Items from a dataset
*-*-*

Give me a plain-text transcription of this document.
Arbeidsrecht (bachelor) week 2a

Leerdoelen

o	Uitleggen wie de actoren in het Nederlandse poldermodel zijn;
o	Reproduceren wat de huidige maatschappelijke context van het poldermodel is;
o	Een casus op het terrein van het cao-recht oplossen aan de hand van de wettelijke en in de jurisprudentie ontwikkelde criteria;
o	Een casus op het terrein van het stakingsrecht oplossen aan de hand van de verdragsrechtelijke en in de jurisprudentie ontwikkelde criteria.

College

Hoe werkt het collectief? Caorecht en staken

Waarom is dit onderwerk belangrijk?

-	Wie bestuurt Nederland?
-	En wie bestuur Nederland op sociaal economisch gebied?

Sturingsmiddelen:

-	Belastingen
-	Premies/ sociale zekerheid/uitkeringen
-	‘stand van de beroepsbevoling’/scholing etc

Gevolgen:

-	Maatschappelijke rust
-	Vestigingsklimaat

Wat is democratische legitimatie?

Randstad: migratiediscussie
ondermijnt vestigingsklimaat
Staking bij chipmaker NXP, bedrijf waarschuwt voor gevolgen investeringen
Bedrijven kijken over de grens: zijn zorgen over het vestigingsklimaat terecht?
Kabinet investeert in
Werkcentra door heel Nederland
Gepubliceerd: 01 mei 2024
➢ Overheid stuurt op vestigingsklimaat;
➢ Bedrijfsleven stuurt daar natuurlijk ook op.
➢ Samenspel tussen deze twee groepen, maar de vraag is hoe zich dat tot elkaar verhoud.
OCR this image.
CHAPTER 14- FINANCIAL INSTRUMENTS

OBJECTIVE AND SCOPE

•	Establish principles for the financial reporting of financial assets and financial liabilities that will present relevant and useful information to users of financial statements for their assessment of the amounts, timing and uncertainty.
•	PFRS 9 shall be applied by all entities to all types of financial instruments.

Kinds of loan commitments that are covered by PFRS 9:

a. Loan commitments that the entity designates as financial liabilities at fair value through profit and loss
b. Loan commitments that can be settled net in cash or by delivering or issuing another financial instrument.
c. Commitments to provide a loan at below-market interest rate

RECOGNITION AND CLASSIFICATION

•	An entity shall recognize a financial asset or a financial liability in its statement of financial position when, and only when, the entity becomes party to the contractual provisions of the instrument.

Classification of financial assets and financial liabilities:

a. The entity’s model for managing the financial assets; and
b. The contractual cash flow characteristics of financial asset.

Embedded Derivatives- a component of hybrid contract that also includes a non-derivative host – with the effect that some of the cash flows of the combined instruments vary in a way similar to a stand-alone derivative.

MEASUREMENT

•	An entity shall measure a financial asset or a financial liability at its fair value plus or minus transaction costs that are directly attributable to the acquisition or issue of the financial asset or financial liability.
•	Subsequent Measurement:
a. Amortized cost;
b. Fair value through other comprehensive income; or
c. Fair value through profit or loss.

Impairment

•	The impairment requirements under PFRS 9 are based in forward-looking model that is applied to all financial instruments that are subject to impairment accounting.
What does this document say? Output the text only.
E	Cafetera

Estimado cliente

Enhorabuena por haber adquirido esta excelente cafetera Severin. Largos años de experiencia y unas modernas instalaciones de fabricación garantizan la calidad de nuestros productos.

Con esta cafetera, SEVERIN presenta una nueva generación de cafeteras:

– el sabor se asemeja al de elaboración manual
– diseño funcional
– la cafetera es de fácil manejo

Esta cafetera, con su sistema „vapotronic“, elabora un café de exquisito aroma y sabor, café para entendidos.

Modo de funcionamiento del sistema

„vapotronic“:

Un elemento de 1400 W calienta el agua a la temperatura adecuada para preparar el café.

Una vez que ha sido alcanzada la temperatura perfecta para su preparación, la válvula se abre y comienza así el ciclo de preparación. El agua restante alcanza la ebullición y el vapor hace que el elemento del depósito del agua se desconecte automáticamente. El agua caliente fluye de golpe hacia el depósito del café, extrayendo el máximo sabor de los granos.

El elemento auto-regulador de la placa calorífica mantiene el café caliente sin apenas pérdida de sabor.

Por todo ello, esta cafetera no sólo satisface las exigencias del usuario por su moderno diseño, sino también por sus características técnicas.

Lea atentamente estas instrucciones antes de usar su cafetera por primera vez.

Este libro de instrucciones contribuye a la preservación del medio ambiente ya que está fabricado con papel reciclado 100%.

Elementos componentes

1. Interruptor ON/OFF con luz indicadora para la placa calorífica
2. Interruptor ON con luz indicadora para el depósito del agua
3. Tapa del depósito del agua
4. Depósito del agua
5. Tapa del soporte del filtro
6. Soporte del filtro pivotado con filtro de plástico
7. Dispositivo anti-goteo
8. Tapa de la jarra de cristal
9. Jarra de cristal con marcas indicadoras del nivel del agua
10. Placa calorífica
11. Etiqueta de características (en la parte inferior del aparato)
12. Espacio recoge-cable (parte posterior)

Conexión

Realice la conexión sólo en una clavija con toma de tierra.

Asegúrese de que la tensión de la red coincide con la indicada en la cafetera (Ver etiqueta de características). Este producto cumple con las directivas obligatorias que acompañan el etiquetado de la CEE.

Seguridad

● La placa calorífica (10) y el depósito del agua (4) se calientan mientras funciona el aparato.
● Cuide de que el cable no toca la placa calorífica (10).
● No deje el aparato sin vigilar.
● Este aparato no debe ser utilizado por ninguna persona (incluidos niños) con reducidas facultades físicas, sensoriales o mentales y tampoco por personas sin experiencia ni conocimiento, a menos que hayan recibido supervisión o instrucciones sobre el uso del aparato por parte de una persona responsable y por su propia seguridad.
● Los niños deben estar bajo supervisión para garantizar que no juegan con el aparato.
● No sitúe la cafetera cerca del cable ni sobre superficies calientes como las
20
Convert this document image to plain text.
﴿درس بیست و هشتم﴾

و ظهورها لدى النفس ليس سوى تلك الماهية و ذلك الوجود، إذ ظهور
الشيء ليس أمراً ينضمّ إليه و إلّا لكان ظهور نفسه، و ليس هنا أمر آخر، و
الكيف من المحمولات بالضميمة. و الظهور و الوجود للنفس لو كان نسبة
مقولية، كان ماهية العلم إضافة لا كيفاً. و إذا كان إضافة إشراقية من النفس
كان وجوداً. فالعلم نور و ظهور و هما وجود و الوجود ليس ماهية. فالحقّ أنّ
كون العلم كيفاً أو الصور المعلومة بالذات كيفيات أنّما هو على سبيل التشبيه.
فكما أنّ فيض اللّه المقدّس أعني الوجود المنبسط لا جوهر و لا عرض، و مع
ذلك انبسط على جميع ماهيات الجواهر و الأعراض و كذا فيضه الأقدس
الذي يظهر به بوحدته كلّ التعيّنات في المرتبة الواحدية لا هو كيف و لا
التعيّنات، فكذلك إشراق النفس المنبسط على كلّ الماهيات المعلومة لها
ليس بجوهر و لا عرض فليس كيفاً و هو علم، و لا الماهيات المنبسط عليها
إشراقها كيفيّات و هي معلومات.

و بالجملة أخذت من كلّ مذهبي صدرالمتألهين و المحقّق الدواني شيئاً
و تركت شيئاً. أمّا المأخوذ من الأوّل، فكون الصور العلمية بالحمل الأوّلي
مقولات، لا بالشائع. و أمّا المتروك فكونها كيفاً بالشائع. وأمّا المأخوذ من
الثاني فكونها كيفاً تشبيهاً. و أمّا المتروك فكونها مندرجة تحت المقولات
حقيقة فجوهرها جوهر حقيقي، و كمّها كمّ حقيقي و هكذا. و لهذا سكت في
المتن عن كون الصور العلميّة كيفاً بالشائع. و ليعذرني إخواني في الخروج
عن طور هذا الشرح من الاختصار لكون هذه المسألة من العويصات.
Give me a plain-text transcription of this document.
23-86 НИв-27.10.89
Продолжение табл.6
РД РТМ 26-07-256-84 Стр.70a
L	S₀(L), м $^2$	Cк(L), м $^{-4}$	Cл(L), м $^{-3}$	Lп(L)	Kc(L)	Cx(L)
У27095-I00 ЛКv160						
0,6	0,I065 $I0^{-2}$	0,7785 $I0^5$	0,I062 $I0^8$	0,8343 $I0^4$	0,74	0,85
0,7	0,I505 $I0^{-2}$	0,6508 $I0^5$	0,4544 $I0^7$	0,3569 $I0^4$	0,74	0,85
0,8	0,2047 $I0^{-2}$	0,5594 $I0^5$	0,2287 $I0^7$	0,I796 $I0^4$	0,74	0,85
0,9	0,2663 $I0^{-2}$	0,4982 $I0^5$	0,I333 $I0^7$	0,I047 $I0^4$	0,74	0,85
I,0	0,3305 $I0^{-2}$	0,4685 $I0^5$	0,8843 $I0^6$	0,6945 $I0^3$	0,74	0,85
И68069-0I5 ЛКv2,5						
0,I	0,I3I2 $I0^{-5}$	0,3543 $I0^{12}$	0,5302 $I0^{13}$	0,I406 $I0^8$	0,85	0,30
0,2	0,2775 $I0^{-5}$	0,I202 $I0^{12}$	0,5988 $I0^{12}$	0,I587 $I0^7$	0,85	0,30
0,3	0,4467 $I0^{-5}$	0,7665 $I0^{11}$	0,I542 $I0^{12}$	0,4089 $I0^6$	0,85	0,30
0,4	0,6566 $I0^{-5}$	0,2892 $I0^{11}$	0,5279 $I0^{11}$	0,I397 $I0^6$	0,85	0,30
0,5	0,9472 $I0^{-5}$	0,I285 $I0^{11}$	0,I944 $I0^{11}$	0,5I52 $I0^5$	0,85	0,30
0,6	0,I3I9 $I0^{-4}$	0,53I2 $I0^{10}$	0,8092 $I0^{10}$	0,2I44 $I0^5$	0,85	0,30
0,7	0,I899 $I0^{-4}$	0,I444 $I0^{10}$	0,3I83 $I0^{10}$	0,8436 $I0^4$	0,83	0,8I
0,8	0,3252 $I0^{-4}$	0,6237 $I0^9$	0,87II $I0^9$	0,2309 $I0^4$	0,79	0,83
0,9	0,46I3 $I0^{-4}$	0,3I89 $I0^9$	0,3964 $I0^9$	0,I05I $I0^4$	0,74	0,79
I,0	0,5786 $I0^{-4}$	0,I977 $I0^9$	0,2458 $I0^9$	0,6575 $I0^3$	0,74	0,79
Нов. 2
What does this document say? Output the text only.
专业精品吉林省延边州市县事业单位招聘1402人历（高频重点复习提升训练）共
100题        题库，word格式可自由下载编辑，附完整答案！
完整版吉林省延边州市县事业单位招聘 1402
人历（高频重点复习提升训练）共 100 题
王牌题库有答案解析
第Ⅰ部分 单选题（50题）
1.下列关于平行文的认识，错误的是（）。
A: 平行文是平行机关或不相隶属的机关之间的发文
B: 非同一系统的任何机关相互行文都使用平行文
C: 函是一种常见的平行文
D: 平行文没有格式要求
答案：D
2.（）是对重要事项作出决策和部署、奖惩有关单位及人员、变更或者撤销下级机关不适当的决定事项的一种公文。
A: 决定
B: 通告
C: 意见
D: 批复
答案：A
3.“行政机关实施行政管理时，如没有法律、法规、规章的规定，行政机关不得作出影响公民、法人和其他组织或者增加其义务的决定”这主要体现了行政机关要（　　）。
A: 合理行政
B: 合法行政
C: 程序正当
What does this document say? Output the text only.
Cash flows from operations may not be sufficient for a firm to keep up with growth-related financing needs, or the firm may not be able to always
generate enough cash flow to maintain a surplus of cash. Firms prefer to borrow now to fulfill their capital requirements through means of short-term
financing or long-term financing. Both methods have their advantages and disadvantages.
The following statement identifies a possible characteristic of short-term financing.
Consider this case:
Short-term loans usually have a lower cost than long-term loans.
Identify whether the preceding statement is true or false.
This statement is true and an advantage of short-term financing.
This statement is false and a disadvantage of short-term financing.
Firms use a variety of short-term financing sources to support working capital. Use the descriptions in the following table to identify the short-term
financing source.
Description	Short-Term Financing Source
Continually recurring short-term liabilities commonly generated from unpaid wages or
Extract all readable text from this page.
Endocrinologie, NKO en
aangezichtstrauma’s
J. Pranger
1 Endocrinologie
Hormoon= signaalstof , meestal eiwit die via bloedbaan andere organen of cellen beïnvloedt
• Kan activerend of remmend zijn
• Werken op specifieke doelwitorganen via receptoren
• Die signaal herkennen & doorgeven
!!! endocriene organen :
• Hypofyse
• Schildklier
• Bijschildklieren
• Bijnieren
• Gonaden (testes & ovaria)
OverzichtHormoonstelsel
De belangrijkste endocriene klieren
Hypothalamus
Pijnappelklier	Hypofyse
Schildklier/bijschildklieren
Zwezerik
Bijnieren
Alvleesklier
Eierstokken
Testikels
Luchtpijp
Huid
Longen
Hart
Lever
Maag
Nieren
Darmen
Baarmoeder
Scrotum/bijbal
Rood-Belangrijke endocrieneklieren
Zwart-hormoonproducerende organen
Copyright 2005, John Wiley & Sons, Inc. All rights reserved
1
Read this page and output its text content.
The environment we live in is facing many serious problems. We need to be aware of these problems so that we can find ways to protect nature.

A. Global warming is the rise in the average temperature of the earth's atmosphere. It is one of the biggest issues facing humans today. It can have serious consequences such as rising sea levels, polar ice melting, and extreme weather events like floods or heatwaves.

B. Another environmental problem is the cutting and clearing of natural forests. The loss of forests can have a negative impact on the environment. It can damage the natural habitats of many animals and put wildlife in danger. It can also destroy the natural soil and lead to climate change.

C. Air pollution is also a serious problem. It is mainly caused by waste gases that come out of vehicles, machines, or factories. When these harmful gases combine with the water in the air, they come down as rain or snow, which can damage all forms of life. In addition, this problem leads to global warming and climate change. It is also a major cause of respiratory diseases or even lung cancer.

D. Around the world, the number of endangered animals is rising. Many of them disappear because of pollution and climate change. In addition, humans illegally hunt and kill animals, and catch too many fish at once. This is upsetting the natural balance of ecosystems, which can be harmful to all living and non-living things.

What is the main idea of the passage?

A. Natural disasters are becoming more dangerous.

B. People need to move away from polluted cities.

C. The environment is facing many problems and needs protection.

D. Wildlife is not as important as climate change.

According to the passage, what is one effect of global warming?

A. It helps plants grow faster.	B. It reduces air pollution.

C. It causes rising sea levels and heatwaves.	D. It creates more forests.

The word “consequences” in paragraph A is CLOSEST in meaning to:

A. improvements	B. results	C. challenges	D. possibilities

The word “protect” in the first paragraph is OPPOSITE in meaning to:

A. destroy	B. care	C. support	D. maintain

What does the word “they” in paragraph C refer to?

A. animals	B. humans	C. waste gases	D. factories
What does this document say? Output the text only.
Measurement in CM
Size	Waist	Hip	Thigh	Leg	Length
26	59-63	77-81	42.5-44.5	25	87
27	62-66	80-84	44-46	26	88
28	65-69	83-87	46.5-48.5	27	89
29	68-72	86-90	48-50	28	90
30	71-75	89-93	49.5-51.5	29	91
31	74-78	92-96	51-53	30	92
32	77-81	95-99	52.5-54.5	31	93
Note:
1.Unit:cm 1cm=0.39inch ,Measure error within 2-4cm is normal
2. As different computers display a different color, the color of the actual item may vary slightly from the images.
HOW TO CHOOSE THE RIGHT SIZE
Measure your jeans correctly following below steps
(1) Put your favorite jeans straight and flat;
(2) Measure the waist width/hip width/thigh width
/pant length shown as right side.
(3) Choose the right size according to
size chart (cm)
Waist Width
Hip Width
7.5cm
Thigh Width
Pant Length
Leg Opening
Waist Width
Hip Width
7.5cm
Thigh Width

*-*-*

Your instructions – Show every line of the records above that contains the word "المنبسط".

The reply –
فكما أنّ فيض اللّه المقدّس أعني الوجود المنبسط لا جوهر و لا عرض، و مع
التعيّنات، فكذلك إشراق النفس المنبسط على كلّ الماهيات المعلومة لها
ليس بجوهر و لا عرض فليس كيفاً و هو علم، و لا الماهيات المنبسط عليها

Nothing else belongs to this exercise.